#### [YOUR GOAL]
Your answer should be one number: the count of lines in these entries that hold the word "граждан".

----- MATERIAL FOR THIS EXERCISE

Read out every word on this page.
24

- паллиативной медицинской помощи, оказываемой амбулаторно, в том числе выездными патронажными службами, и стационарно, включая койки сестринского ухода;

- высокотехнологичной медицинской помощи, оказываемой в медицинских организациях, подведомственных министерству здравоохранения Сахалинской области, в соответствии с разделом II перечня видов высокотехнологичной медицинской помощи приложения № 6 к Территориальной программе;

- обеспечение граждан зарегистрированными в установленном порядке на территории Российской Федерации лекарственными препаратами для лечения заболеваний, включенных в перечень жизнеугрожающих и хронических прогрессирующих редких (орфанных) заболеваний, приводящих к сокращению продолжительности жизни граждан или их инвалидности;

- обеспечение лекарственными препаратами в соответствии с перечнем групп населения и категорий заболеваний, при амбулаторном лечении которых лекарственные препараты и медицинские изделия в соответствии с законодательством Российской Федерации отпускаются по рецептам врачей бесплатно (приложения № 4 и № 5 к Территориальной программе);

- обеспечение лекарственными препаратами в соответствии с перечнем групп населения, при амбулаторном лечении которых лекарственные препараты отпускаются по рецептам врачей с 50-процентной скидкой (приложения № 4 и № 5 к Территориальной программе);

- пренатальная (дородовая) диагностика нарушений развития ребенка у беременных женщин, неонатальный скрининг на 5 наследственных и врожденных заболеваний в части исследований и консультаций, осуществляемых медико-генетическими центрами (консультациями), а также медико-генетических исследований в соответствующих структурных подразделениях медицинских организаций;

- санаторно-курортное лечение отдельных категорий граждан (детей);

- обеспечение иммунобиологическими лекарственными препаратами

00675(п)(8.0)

----------

#### [THE RESPONSE]
2